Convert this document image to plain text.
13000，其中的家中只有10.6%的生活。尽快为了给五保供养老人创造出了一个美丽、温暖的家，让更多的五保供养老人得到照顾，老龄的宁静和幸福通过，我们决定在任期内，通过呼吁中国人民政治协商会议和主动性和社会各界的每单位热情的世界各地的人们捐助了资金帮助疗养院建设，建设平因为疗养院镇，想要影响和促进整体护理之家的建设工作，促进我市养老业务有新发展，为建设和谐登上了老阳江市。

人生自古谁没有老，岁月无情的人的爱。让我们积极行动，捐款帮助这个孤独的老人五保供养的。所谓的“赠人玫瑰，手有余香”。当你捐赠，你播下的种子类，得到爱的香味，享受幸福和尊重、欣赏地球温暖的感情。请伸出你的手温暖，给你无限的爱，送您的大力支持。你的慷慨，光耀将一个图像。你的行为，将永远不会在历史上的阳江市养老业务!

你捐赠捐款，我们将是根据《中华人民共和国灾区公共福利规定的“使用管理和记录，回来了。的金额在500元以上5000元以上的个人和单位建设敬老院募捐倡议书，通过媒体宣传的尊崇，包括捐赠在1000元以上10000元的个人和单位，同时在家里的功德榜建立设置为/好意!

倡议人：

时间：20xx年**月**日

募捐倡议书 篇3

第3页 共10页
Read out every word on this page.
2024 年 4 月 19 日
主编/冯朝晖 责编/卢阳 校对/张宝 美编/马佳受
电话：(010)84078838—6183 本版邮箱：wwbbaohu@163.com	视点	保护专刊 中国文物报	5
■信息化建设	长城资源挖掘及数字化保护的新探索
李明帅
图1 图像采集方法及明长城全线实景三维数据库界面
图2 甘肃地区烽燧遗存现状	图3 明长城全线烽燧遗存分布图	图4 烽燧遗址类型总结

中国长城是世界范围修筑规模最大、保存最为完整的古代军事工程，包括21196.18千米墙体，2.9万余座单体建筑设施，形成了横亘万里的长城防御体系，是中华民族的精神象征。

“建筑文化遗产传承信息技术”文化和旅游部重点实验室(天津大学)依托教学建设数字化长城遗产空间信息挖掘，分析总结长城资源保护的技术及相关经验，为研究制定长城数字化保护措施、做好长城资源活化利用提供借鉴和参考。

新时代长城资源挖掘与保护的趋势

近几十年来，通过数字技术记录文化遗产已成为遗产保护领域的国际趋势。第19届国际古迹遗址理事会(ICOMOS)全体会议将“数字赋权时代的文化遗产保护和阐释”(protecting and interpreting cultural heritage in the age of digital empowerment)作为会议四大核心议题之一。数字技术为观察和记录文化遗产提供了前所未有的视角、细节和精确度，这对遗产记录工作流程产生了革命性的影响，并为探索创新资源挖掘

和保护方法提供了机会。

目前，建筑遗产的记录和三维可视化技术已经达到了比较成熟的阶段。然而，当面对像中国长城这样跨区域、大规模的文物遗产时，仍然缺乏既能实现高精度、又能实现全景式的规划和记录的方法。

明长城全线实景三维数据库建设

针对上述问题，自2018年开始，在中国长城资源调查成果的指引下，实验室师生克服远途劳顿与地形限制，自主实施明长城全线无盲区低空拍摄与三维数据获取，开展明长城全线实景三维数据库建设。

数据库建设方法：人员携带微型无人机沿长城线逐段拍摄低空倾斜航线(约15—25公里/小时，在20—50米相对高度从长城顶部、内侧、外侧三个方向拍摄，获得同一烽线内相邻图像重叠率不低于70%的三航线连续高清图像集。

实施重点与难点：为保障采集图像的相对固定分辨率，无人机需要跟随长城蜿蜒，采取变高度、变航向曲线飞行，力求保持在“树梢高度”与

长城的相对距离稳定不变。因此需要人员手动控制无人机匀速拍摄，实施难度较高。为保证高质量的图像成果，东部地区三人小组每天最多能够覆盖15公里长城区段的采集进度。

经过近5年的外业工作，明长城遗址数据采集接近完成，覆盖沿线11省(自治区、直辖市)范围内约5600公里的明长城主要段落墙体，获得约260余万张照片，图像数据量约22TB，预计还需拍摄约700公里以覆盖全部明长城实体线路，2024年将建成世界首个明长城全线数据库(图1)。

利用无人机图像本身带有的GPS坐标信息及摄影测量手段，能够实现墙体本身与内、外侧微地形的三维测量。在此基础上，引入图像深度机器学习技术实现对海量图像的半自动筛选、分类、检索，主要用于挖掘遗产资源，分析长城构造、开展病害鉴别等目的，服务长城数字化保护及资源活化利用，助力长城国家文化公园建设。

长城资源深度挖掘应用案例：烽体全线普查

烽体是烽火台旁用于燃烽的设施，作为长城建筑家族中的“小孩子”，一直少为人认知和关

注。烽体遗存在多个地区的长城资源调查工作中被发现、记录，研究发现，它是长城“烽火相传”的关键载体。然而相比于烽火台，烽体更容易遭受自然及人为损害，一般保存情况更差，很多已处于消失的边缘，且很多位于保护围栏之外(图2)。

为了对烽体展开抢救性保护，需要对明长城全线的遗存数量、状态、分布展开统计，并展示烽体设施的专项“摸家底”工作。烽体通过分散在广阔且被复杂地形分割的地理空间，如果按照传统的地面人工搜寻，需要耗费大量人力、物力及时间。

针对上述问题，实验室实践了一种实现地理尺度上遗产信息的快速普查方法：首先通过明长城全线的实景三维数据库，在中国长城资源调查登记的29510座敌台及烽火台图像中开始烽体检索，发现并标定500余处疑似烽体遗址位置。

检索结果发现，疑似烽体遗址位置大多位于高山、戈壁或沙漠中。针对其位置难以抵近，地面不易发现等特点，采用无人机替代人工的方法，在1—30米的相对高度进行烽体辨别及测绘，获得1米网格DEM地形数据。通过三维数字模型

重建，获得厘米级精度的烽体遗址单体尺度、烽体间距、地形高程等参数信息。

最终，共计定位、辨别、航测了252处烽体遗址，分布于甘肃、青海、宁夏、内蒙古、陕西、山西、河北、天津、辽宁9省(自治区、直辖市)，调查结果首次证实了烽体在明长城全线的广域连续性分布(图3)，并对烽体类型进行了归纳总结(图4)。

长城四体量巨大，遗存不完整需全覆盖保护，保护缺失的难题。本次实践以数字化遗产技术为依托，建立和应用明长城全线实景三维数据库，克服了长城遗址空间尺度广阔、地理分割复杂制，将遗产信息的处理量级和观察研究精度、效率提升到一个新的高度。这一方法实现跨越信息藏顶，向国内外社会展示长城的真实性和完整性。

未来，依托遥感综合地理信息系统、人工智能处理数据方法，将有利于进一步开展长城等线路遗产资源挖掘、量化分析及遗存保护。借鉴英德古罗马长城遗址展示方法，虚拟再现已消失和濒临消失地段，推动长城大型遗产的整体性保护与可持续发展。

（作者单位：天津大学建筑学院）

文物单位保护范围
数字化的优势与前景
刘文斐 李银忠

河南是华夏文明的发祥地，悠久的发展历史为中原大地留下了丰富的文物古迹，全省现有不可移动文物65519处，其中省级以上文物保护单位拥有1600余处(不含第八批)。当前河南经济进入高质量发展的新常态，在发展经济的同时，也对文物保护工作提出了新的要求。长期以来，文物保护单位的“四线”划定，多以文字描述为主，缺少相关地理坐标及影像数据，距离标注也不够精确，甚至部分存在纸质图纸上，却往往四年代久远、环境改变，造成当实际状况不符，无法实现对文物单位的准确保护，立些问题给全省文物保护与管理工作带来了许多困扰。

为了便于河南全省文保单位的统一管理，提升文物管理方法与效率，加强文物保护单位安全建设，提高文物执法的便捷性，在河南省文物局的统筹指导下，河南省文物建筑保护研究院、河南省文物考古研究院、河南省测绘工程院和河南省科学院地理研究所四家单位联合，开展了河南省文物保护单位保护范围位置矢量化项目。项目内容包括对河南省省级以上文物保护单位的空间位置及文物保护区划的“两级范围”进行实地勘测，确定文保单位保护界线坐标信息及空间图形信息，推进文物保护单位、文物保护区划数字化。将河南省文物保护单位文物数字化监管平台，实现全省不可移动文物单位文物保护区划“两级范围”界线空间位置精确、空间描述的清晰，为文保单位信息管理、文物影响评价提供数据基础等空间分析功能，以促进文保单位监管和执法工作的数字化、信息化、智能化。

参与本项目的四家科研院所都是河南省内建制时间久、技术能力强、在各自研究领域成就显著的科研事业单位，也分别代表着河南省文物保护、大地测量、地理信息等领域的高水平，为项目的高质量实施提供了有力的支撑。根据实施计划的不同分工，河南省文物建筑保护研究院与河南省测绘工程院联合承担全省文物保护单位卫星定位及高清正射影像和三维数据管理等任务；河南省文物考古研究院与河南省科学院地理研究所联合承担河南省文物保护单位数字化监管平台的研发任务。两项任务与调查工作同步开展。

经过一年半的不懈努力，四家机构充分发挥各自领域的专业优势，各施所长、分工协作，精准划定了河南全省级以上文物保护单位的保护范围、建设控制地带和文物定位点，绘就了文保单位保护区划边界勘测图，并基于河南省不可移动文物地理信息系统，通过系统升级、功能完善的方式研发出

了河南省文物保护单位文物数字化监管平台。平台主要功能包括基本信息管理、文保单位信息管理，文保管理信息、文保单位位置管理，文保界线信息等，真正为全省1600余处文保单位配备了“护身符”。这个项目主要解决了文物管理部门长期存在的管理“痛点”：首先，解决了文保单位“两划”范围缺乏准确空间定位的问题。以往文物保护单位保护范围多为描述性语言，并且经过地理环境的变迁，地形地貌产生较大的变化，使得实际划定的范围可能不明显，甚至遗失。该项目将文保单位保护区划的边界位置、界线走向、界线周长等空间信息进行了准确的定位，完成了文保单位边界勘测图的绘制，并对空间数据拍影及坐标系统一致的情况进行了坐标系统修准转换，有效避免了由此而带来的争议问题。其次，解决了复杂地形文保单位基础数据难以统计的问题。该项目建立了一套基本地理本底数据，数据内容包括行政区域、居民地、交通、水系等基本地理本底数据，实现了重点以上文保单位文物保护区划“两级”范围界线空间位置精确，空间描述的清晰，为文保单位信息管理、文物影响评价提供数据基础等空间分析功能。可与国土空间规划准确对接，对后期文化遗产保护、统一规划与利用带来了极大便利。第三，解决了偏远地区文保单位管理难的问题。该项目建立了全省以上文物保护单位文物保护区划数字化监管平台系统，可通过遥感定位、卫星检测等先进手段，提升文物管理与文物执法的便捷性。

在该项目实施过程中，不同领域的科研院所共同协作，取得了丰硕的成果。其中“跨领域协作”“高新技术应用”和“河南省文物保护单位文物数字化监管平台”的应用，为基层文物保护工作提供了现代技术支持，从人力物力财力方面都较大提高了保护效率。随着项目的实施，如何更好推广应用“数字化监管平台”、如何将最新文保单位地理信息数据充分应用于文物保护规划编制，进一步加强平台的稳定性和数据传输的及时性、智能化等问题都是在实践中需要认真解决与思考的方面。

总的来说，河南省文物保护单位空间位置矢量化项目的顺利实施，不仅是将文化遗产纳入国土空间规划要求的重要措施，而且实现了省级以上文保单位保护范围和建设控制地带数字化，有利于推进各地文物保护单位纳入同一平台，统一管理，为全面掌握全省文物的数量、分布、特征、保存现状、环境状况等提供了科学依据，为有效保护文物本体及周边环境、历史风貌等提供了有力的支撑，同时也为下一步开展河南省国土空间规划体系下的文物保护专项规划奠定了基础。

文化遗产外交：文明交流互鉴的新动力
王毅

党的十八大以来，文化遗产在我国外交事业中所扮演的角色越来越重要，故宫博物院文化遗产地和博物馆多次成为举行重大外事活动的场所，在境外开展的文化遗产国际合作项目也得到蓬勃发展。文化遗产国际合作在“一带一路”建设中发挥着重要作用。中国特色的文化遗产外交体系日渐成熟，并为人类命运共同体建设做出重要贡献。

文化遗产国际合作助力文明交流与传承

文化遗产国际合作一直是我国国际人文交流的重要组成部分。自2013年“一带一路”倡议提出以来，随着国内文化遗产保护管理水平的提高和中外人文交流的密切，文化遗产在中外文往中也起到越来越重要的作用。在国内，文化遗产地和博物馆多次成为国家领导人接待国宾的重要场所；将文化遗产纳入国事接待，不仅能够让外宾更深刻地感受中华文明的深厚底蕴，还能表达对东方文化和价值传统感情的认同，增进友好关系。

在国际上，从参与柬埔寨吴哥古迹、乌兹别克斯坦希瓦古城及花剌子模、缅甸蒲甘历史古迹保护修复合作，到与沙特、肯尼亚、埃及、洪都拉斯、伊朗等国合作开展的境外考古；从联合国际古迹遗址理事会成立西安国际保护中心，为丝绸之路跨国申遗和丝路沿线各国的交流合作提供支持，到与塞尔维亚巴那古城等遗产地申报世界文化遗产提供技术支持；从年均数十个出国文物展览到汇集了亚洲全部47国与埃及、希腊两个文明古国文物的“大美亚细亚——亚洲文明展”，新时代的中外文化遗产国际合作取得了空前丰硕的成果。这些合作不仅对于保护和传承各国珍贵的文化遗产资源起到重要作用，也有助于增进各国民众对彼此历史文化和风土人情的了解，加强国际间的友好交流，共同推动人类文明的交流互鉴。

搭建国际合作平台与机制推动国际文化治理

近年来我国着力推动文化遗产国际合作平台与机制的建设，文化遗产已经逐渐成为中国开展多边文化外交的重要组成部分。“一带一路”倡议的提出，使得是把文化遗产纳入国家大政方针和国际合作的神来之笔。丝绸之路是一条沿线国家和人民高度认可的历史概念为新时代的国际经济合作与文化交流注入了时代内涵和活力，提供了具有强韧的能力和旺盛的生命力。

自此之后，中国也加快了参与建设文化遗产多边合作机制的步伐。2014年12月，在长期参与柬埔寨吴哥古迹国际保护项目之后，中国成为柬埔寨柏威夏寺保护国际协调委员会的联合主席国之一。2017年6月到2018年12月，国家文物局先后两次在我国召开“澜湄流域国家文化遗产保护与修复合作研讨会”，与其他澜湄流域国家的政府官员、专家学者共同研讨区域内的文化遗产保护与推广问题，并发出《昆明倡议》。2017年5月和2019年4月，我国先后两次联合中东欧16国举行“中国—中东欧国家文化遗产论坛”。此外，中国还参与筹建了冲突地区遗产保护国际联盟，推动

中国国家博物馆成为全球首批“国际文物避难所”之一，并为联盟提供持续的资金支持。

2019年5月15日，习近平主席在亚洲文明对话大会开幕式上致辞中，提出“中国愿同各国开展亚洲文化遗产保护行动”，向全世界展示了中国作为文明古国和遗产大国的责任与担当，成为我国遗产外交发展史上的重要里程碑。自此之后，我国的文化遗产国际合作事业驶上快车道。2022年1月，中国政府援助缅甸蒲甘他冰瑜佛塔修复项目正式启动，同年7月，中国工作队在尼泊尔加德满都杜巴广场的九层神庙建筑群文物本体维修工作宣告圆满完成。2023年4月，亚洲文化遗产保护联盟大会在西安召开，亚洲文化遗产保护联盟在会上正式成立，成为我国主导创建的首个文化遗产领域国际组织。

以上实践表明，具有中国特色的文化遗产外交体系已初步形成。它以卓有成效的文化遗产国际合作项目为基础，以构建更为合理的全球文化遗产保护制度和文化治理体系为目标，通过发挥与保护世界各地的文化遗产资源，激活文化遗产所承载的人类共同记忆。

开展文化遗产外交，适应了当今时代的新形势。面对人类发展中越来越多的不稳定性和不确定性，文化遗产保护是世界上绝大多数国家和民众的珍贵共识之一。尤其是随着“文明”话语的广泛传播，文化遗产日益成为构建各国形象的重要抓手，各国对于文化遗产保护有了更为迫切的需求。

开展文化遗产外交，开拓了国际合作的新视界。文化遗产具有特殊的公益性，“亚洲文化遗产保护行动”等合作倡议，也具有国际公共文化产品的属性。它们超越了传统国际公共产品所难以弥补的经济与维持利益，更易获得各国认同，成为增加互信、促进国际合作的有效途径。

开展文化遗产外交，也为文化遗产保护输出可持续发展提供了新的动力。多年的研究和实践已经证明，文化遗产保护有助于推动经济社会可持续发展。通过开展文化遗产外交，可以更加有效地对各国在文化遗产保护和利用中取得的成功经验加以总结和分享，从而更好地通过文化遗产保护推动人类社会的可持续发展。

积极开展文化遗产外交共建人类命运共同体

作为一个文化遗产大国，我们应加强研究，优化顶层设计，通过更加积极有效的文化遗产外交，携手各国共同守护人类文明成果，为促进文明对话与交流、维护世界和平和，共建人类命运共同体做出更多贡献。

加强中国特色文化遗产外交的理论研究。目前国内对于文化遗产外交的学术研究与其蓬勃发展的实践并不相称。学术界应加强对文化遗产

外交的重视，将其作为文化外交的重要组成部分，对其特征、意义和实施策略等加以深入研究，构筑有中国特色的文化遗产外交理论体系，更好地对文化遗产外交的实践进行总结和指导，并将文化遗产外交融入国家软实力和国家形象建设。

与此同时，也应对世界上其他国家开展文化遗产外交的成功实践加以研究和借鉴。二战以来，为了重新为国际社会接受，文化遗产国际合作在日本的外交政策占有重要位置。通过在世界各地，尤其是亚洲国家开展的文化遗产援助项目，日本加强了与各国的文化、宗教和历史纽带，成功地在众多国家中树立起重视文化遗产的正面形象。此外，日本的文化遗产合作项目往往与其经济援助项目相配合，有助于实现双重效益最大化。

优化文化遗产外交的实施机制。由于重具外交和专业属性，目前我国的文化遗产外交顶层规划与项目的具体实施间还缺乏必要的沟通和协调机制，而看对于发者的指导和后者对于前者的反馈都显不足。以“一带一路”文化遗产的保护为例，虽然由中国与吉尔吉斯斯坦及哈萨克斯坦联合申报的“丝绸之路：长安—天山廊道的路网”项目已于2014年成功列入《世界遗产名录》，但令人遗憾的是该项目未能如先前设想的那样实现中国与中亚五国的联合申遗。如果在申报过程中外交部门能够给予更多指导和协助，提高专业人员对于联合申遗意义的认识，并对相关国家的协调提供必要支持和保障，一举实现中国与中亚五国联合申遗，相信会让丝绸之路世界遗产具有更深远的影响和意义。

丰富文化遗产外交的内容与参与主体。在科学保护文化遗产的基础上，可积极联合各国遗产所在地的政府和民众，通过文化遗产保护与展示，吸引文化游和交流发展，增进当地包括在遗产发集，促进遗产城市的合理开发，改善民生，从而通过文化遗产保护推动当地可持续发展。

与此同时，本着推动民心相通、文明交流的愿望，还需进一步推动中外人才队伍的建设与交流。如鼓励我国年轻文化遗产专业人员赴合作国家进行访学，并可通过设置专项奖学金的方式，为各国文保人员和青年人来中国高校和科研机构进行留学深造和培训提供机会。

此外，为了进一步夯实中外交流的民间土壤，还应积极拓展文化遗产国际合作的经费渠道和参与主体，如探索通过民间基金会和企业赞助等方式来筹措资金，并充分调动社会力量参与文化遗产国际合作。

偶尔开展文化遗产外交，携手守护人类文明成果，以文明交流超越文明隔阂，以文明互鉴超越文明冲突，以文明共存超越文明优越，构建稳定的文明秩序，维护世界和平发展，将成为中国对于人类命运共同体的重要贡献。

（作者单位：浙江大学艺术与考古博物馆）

• **WHAT YOU SHOULD DO**
Copy all lines of the listing above that contain the string "与此同时".

• **THE COMPLETED TASK**
与此同时，也应对世界上其他国家开展文化遗产外交的成功实践加以研究和借鉴。二战以来，为了重新为国际社会接受，文化遗产国际合作在日本的外交政策占有重要位置。通过在世界各地，尤其是亚洲国家开展的文化遗产援助项目，日本加强了与各国的文化、宗教和历史纽带，成功地在众多国家中树立起重视文化遗产的正面形象。此外，日本的文化遗产合作项目往往与其经济援助项目相配合，有助于实现双重效益最大化。
与此同时，本着推动民心相通、文明交流的愿望，还需进一步推动中外人才队伍的建设与交流。如鼓励我国年轻文化遗产专业人员赴合作国家进行访学，并可通过设置专项奖学金的方式，为各国文保人员和青年人来中国高校和科研机构进行留学深造和培训提供机会。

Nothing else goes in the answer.